### Instruction
Would you return all of this data exactly, leaving nothing out?

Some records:
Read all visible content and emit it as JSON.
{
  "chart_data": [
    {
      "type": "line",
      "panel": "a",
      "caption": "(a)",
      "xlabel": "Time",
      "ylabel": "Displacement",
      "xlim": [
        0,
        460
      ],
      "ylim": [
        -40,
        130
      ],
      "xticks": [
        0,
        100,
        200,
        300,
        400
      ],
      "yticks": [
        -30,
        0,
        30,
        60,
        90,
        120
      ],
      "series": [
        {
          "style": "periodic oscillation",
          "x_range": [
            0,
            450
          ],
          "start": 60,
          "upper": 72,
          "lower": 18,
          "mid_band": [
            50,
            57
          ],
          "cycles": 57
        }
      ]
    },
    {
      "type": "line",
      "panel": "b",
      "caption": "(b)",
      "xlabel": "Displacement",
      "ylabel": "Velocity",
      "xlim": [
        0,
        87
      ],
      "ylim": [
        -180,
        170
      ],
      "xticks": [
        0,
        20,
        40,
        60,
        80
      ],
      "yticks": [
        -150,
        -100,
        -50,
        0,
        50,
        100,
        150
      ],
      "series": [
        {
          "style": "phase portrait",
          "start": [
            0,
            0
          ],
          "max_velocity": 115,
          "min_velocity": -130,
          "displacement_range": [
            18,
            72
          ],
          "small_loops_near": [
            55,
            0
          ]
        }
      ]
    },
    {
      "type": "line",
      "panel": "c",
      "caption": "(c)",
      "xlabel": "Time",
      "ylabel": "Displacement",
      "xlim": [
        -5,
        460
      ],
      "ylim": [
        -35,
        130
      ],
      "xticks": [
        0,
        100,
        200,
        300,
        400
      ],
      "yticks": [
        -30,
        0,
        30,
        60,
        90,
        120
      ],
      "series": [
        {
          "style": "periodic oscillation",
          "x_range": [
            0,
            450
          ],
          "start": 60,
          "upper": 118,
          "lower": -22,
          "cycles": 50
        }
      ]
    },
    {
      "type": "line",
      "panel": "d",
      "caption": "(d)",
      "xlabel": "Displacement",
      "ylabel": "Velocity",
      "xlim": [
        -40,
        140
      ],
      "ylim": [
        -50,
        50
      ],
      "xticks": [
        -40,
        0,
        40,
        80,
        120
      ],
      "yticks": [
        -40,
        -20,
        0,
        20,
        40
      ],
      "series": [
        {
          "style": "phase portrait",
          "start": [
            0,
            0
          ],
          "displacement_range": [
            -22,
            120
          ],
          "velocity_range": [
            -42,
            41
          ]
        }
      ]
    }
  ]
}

### Full solution
Read all visible content and emit it as JSON.
{
  "chart_data": [
    {
      "type": "line",
      "panel": "a",
      "caption": "(a)",
      "xlabel": "Time",
      "ylabel": "Displacement",
      "xlim": [
        0,
        460
      ],
      "ylim": [
        -40,
        130
      ],
      "xticks": [
        0,
        100,
        200,
        300,
        400
      ],
      "yticks": [
        -30,
        0,
        30,
        60,
        90,
        120
      ],
      "series": [
        {
          "style": "periodic oscillation",
          "x_range": [
            0,
            450
          ],
          "start": 60,
          "upper": 72,
          "lower": 18,
          "mid_band": [
            50,
            57
          ],
          "cycles": 57
        }
      ]
    },
    {
      "type": "line",
      "panel": "b",
      "caption": "(b)",
      "xlabel": "Displacement",
      "ylabel": "Velocity",
      "xlim": [
        0,
        87
      ],
      "ylim": [
        -180,
        170
      ],
      "xticks": [
        0,
        20,
        40,
        60,
        80
      ],
      "yticks": [
        -150,
        -100,
        -50,
        0,
        50,
        100,
        150
      ],
      "series": [
        {
          "style": "phase portrait",
          "start": [
            0,
            0
          ],
          "max_velocity": 115,
          "min_velocity": -130,
          "displacement_range": [
            18,
            72
          ],
          "small_loops_near": [
            55,
            0
          ]
        }
      ]
    },
    {
      "type": "line",
      "panel": "c",
      "caption": "(c)",
      "xlabel": "Time",
      "ylabel": "Displacement",
      "xlim": [
        -5,
        460
      ],
      "ylim": [
        -35,
        130
      ],
      "xticks": [
        0,
        100,
        200,
        300,
        400
      ],
      "yticks": [
        -30,
        0,
        30,
        60,
        90,
        120
      ],
      "series": [
        {
          "style": "periodic oscillation",
          "x_range": [
            0,
            450
          ],
          "start": 60,
          "upper": 118,
          "lower": -22,
          "cycles": 50
        }
      ]
    },
    {
      "type": "line",
      "panel": "d",
      "caption": "(d)",
      "xlabel": "Displacement",
      "ylabel": "Velocity",
      "xlim": [
        -40,
        140
      ],
      "ylim": [
        -50,
        50
      ],
      "xticks": [
        -40,
        0,
        40,
        80,
        120
      ],
      "yticks": [
        -40,
        -20,
        0,
        20,
        40
      ],
      "series": [
        {
          "style": "phase portrait",
          "start": [
            0,
            0
          ],
          "displacement_range": [
            -22,
            120
          ],
          "velocity_range": [
            -42,
            41
          ]
        }
      ]
    }
  ]
}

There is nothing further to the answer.